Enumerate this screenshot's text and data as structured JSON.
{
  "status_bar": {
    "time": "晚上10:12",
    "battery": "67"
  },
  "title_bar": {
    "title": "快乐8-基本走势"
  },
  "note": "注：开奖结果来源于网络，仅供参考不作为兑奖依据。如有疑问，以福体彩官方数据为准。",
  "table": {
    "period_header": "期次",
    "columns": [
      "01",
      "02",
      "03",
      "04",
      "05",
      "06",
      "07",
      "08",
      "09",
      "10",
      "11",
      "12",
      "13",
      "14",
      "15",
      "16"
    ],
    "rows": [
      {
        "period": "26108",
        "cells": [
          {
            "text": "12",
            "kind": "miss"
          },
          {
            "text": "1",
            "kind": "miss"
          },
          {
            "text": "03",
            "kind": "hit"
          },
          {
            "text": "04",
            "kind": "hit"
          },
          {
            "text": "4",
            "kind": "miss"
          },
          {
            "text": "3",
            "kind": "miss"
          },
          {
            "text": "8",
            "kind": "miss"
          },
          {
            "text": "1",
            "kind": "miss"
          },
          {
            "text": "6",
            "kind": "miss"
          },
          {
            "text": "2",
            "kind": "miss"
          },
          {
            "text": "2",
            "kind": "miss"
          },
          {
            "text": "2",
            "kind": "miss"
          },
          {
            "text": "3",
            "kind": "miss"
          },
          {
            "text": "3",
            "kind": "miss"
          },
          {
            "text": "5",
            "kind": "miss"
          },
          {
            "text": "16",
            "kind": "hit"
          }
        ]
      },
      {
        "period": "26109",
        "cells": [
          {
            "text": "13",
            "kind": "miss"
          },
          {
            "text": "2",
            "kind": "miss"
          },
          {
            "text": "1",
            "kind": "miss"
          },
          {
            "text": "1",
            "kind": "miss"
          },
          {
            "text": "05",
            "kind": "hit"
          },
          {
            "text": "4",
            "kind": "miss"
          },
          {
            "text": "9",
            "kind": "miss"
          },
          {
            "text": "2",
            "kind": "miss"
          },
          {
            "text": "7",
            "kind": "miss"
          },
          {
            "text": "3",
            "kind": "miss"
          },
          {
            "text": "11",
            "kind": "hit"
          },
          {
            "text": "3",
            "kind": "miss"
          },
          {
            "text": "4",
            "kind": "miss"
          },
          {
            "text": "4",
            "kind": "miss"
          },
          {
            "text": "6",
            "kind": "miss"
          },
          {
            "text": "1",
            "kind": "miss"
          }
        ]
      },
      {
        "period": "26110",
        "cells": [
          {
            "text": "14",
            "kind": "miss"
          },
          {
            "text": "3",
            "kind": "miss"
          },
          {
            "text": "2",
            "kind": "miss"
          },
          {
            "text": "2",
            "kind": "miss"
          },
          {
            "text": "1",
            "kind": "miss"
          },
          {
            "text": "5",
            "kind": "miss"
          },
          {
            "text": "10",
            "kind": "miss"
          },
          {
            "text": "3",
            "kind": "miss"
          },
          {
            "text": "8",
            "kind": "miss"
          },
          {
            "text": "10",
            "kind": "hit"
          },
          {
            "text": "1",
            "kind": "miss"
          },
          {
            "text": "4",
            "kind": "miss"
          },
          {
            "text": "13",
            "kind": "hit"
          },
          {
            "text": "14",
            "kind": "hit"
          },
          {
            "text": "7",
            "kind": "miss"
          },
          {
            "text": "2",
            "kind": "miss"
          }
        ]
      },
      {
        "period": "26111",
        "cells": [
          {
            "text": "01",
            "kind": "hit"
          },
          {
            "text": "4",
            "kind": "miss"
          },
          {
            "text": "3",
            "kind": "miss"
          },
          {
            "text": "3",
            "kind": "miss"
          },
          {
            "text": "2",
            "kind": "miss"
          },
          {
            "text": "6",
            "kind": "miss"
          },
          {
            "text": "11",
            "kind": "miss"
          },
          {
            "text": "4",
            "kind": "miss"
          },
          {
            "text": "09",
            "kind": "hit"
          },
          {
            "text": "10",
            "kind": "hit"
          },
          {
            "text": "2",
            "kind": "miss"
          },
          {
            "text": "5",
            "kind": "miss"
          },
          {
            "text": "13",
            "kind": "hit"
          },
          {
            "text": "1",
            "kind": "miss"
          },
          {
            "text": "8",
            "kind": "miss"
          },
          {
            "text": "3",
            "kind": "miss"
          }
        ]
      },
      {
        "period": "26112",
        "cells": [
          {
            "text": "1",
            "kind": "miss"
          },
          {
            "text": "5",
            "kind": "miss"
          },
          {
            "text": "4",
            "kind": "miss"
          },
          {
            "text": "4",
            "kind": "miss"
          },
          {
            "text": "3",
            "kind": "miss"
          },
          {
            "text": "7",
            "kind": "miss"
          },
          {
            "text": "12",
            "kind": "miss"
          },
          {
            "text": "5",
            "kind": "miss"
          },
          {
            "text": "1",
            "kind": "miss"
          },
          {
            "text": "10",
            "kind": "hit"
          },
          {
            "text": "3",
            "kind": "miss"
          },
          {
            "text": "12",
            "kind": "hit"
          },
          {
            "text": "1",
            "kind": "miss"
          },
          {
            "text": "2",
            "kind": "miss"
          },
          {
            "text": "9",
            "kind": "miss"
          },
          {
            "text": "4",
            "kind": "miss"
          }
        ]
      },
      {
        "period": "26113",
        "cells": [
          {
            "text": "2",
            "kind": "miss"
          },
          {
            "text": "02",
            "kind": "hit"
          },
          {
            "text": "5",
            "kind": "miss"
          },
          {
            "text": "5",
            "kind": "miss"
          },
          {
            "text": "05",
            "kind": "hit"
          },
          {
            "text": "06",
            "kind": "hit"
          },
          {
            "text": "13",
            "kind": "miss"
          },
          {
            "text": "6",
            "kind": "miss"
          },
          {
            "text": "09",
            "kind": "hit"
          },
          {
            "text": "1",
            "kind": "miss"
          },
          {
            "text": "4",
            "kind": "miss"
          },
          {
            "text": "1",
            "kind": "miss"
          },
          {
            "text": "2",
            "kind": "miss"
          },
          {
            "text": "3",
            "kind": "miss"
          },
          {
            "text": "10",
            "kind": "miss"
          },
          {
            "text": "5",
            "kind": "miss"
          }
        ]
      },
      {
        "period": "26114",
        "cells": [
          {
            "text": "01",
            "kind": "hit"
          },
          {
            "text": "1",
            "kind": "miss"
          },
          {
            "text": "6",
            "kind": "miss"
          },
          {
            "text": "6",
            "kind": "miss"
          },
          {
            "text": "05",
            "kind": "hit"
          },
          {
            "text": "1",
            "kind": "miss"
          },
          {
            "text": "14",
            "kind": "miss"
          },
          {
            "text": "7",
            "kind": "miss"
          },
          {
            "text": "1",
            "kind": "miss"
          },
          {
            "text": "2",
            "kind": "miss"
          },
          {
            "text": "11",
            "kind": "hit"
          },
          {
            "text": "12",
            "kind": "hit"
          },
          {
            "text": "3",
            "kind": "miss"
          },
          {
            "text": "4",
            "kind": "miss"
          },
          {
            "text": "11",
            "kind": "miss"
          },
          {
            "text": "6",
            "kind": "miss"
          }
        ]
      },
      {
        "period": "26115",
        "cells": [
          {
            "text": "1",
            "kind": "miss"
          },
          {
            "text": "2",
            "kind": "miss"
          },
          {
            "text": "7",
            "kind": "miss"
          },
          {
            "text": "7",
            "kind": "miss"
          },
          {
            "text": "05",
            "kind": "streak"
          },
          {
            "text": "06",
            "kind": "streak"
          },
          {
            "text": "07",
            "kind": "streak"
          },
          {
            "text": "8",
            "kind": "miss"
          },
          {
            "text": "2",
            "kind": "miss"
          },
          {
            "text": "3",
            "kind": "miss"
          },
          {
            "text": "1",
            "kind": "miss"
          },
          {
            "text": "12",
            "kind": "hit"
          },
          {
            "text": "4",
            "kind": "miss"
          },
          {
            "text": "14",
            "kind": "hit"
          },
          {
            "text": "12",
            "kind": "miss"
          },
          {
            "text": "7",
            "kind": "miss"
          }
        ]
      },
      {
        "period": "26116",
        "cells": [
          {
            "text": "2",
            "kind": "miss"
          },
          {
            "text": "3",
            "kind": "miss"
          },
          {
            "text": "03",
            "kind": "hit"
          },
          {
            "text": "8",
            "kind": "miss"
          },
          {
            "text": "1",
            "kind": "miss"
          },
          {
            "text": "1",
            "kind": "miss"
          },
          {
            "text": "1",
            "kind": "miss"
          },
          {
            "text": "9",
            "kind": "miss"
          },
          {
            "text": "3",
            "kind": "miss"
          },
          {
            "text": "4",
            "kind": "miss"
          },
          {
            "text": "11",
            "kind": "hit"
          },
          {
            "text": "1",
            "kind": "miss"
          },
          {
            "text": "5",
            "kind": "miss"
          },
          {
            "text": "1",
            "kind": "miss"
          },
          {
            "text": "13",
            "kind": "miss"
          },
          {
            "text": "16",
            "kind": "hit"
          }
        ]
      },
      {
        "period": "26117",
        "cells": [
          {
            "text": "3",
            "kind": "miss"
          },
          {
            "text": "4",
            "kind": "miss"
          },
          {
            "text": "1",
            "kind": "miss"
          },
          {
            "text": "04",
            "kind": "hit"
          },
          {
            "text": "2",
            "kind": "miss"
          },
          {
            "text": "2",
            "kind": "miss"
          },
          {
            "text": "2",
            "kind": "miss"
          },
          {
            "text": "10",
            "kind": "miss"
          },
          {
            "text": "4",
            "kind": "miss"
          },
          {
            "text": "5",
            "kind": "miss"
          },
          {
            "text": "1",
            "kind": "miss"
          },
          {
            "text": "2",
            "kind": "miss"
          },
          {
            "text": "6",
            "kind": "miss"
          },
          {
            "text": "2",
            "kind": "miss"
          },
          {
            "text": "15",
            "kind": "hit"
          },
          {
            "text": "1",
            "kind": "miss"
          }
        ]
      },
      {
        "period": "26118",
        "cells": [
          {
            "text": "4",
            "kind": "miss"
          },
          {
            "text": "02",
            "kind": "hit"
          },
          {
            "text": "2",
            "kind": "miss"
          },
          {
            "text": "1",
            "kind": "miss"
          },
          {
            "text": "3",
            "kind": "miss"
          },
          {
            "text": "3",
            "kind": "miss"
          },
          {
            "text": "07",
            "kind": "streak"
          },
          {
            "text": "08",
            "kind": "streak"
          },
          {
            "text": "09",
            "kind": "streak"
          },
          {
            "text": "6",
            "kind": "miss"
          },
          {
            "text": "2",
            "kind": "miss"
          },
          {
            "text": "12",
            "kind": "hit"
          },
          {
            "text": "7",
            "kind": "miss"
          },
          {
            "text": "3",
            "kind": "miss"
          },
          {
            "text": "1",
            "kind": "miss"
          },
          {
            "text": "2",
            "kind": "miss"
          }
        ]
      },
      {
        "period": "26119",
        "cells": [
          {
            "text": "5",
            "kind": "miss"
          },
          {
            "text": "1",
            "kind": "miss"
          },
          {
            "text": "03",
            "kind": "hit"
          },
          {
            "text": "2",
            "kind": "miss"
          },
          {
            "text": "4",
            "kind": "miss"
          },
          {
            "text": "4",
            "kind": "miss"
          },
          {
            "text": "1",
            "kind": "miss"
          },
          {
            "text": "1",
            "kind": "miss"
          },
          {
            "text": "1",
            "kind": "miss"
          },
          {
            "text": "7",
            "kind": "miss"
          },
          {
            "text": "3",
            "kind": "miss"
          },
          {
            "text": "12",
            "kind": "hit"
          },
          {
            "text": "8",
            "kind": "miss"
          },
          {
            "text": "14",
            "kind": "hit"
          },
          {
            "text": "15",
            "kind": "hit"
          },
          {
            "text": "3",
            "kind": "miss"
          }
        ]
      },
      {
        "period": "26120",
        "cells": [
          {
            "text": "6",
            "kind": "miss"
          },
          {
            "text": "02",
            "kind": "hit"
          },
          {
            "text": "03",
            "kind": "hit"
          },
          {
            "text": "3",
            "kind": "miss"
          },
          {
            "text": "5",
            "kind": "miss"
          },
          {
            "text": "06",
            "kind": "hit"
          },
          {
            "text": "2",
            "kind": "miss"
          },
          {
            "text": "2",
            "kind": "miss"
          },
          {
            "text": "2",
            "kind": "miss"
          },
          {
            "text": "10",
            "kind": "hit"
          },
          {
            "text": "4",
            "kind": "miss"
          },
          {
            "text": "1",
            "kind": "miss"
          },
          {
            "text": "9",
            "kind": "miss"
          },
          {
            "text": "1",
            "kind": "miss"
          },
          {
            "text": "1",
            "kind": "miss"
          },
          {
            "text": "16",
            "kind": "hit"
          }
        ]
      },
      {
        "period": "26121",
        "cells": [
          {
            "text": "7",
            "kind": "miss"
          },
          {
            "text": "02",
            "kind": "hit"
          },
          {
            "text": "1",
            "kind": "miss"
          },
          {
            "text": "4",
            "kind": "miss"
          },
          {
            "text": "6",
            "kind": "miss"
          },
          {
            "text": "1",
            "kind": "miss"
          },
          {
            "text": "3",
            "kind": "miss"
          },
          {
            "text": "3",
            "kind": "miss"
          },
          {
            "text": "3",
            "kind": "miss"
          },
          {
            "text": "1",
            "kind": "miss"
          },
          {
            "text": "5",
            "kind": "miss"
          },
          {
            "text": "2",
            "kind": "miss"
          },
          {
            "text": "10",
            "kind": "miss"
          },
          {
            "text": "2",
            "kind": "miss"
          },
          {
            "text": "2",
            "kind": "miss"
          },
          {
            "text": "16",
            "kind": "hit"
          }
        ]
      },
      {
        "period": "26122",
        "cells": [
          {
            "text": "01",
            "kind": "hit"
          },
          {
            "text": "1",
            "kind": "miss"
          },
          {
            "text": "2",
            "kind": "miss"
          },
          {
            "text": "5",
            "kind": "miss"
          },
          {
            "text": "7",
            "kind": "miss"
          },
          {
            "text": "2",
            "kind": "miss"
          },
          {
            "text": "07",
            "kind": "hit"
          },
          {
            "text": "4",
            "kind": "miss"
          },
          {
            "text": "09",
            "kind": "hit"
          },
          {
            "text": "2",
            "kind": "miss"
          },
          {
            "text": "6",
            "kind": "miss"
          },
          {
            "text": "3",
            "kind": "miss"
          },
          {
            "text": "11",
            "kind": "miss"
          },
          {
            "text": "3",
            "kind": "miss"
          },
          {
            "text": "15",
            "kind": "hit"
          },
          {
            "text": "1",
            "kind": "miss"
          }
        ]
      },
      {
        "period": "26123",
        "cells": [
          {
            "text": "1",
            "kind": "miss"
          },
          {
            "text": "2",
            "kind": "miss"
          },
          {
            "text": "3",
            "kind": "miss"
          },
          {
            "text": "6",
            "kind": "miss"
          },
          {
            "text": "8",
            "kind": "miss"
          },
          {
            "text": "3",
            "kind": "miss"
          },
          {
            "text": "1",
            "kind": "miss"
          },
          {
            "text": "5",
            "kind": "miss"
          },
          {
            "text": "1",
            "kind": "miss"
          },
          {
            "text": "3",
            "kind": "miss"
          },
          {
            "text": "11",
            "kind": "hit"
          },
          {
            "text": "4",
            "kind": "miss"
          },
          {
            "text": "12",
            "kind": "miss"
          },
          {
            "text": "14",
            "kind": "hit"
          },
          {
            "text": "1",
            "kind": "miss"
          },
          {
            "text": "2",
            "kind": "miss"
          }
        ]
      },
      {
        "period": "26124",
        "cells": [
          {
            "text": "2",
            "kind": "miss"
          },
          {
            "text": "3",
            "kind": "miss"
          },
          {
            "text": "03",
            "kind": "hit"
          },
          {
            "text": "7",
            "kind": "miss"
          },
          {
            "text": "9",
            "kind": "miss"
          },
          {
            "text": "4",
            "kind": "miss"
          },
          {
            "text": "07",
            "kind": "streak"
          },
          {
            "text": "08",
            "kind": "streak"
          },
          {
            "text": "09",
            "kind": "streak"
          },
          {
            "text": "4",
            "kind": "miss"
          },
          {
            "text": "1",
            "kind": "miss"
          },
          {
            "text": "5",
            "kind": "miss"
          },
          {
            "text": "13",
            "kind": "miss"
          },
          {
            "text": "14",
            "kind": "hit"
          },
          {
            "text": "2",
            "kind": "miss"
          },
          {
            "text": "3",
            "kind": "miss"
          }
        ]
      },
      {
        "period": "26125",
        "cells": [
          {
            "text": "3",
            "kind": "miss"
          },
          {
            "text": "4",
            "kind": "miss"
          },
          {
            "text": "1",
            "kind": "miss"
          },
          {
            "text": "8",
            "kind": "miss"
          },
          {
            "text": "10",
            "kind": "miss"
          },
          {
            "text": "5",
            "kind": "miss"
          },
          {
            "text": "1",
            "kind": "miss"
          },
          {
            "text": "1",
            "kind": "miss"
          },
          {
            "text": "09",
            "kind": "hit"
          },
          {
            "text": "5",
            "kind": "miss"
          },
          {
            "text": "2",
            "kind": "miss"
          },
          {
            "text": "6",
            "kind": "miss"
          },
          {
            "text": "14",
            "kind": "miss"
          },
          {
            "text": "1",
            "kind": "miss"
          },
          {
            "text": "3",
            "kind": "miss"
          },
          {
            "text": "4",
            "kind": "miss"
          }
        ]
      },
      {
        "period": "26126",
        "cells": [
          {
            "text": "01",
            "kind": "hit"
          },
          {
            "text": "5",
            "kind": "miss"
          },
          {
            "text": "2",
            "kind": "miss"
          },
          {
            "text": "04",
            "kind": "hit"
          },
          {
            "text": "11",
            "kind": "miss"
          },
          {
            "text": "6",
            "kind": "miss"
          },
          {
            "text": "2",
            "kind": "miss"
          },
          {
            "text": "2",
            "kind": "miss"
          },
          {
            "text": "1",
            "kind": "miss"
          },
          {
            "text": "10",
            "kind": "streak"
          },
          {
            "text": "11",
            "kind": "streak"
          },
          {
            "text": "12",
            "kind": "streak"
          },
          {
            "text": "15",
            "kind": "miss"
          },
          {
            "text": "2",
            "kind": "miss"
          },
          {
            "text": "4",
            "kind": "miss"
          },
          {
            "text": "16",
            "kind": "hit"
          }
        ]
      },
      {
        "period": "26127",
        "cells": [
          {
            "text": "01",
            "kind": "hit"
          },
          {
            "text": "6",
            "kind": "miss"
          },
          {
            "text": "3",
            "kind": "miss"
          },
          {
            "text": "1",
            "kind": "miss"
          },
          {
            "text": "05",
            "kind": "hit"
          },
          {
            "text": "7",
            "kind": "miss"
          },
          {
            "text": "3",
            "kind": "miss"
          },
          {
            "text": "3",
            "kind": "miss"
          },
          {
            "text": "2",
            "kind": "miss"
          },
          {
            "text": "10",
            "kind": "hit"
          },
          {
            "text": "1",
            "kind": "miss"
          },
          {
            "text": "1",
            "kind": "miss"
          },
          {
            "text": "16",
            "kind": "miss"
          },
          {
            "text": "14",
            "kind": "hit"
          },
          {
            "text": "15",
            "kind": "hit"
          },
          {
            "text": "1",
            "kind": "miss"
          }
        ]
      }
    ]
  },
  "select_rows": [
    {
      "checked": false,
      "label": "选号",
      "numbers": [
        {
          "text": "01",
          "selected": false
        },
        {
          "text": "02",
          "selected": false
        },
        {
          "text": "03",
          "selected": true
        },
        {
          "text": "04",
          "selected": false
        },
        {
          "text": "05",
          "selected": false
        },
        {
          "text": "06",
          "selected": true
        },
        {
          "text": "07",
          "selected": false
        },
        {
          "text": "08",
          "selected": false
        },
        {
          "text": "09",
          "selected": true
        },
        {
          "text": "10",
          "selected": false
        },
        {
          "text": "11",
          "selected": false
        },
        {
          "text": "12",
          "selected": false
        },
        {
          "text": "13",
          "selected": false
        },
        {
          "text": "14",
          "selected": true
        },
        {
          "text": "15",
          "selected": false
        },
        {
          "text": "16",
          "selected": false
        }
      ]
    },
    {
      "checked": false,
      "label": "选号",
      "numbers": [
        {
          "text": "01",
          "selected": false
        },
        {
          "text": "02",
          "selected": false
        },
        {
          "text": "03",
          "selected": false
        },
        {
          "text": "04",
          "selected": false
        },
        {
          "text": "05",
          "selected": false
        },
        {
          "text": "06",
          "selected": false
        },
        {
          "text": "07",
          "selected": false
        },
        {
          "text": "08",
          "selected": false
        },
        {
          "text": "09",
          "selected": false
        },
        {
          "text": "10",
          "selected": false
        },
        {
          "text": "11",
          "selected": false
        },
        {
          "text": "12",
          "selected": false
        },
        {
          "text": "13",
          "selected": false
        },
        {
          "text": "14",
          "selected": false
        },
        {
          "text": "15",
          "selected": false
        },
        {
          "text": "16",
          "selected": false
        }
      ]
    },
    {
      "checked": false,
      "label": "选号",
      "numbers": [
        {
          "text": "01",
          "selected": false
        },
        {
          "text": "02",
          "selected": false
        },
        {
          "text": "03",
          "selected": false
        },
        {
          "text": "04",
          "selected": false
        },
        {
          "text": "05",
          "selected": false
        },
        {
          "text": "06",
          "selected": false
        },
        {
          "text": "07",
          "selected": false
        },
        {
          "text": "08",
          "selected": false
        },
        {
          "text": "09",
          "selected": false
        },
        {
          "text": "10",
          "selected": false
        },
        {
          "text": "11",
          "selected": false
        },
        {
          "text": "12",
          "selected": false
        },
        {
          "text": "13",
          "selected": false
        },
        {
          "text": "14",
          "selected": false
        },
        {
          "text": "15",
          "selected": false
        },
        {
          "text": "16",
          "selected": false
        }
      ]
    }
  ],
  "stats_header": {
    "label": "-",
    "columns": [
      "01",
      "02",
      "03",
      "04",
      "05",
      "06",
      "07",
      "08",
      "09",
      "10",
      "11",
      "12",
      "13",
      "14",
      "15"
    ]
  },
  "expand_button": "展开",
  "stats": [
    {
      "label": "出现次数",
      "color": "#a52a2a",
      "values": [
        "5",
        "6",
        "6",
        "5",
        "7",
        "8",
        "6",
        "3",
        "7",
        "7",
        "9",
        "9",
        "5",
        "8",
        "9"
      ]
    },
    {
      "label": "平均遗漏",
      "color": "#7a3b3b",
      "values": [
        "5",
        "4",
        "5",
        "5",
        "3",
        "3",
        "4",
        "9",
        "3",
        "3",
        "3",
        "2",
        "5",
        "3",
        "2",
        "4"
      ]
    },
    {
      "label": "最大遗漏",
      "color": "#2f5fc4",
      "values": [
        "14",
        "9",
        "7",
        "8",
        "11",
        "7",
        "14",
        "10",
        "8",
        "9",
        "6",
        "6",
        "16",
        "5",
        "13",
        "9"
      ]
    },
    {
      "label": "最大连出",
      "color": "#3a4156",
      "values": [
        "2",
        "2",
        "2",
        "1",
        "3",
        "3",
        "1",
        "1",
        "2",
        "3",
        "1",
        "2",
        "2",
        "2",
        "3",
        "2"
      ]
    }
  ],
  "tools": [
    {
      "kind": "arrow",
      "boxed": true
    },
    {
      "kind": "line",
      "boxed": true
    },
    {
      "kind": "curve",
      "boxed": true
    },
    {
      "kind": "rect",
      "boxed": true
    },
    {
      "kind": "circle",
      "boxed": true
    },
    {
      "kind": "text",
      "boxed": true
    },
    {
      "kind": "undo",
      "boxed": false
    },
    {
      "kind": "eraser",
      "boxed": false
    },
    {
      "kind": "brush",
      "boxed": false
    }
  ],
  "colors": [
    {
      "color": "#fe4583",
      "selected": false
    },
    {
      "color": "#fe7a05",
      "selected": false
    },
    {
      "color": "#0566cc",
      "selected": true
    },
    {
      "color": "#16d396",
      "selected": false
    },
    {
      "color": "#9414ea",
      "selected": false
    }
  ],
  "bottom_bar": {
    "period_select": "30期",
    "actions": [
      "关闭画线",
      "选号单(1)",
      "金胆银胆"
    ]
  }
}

■ WORK TO DO ■
Tell how many lines in the material above include the word "label", giving the number only.

■ EXERCISE SOLUTION ■
8